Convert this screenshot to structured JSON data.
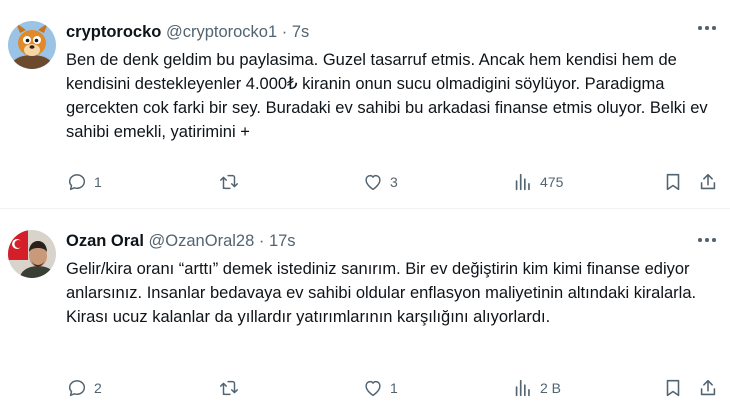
{
  "tweets": [
    {
      "name": "cryptorocko",
      "handle": "@cryptorocko1",
      "separator": "·",
      "time": "7s",
      "text": "Ben de denk geldim bu paylasima. Guzel tasarruf etmis. Ancak hem kendisi hem de kendisini destekleyenler 4.000₺ kiranin onun sucu olmadigini söylüyor. Paradigma gercekten cok farki bir sey. Buradaki ev sahibi bu arkadasi finanse etmis oluyor. Belki ev sahibi emekli, yatirimini +",
      "reply_count": "1",
      "retweet_count": "",
      "like_count": "3",
      "view_count": "475",
      "avatar_icon": "cartoon-character-avatar"
    },
    {
      "name": "Ozan Oral",
      "handle": "@OzanOral28",
      "separator": "·",
      "time": "17s",
      "text": "Gelir/kira oranı “arttı” demek istediniz sanırım. Bir ev değiştirin kim kimi finanse ediyor anlarsınız. Insanlar bedavaya ev sahibi oldular enflasyon maliyetinin altındaki kiralarla. Kirası ucuz kalanlar da yıllardır yatırımlarının karşılığını alıyorlardı.",
      "reply_count": "2",
      "retweet_count": "",
      "like_count": "1",
      "view_count": "2 B",
      "avatar_icon": "profile-photo-avatar"
    }
  ],
  "colors": {
    "text": "#0f1419",
    "secondary": "#536471",
    "divider": "#eff3f4"
  }
}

==============================

● YOUR OBJECTIVE
From the listing above, print every entry precisely and drop the pictures.

● ANSWER FOR THE TASK
Convert this screenshot to structured JSON data.
{
  "tweets": [
    {
      "name": "cryptorocko",
      "handle": "@cryptorocko1",
      "separator": "·",
      "time": "7s",
      "text": "Ben de denk geldim bu paylasima. Guzel tasarruf etmis. Ancak hem kendisi hem de kendisini destekleyenler 4.000₺ kiranin onun sucu olmadigini söylüyor. Paradigma gercekten cok farki bir sey. Buradaki ev sahibi bu arkadasi finanse etmis oluyor. Belki ev sahibi emekli, yatirimini +",
      "reply_count": "1",
      "retweet_count": "",
      "like_count": "3",
      "view_count": "475",
      "avatar_icon": "cartoon-character-avatar"
    },
    {
      "name": "Ozan Oral",
      "handle": "@OzanOral28",
      "separator": "·",
      "time": "17s",
      "text": "Gelir/kira oranı “arttı” demek istediniz sanırım. Bir ev değiştirin kim kimi finanse ediyor anlarsınız. Insanlar bedavaya ev sahibi oldular enflasyon maliyetinin altındaki kiralarla. Kirası ucuz kalanlar da yıllardır yatırımlarının karşılığını alıyorlardı.",
      "reply_count": "2",
      "retweet_count": "",
      "like_count": "1",
      "view_count": "2 B",
      "avatar_icon": "profile-photo-avatar"
    }
  ],
  "colors": {
    "text": "#0f1419",
    "secondary": "#536471",
    "divider": "#eff3f4"
  }
}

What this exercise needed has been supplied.